### Data supplied ###
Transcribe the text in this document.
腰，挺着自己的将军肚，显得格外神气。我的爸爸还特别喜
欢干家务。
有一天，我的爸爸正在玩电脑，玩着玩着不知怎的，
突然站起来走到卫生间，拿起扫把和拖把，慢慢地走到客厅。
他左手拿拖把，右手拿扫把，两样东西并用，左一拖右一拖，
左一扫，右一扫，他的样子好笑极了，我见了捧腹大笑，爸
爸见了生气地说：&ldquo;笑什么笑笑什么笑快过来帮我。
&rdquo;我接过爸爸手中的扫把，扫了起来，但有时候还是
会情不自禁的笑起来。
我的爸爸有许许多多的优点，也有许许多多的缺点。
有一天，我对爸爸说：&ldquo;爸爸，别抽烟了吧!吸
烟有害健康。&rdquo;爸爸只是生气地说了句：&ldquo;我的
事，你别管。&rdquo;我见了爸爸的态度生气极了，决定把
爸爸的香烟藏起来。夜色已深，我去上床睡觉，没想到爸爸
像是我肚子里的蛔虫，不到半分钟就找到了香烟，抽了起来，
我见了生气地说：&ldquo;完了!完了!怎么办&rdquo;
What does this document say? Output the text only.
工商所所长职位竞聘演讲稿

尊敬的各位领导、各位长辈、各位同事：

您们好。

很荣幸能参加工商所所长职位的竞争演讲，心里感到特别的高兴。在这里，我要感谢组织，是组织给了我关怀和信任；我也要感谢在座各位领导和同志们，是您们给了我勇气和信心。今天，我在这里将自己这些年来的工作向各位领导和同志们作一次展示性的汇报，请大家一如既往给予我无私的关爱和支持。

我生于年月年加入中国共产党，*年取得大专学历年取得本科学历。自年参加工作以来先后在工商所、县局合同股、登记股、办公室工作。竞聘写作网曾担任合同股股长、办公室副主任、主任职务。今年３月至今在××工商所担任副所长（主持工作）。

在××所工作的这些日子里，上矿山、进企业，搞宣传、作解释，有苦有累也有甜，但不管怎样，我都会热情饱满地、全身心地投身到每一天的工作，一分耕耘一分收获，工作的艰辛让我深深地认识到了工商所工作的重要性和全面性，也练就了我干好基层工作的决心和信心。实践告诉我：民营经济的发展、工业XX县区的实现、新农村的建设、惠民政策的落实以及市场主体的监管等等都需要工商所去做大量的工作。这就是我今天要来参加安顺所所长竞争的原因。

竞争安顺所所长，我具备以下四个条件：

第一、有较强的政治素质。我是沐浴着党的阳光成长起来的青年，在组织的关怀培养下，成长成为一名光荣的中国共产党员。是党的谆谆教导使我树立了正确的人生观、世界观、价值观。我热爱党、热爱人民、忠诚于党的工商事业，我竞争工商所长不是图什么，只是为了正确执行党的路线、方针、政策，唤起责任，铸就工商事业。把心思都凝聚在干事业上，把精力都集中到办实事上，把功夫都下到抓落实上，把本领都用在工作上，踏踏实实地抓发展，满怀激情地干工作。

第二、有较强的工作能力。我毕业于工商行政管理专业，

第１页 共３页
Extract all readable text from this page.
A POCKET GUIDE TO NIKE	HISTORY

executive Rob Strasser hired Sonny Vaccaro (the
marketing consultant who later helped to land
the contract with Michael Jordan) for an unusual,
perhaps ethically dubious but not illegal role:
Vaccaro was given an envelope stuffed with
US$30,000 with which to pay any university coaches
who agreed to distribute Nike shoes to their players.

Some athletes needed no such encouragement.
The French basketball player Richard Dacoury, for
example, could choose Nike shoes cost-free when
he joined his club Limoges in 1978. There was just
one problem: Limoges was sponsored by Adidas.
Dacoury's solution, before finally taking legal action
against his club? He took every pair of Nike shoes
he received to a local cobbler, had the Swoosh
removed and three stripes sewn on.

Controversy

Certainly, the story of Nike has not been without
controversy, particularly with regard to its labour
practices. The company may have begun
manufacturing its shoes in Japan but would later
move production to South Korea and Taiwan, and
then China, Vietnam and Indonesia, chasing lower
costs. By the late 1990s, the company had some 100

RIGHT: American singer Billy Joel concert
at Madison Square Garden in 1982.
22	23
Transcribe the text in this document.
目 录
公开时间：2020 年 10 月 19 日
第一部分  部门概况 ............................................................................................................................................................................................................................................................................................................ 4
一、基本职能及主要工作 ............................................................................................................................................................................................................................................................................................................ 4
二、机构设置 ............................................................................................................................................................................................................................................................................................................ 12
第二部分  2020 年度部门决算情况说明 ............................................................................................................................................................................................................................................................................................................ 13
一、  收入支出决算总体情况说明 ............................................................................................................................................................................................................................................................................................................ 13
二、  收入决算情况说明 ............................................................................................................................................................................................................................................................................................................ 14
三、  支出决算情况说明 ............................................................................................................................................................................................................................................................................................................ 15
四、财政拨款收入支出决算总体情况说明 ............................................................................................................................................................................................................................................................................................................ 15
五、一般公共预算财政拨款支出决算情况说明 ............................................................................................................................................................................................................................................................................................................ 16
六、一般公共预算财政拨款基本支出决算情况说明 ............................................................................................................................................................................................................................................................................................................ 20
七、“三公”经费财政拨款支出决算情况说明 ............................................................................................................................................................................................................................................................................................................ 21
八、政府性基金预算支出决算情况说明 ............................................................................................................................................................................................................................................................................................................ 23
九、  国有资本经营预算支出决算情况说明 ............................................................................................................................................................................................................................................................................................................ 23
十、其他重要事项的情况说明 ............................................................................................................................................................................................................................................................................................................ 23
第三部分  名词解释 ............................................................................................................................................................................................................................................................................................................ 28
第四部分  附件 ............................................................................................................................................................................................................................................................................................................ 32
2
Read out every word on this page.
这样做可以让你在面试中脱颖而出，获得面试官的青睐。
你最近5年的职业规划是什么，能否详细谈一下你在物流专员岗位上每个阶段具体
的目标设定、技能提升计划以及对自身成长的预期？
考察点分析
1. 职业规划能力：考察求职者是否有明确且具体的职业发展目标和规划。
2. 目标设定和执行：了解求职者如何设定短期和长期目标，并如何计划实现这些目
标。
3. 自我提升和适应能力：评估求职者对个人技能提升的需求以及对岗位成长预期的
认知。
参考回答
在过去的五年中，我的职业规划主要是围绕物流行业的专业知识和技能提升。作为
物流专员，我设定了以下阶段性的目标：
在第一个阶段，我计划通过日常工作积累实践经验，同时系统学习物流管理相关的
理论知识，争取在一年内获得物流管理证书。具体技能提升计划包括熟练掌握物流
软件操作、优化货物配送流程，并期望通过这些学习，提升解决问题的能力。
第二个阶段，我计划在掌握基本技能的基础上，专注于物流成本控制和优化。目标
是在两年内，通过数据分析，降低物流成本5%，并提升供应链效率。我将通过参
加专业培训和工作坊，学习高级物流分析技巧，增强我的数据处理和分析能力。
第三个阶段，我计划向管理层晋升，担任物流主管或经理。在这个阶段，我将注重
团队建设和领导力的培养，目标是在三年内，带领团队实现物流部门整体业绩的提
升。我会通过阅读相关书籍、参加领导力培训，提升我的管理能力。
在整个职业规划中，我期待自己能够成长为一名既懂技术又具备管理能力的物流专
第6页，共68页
###
:: Task to carry out ::
Determine how many lines of the listing above hold the word "page". Report that number without anything else.

:: Response ::
2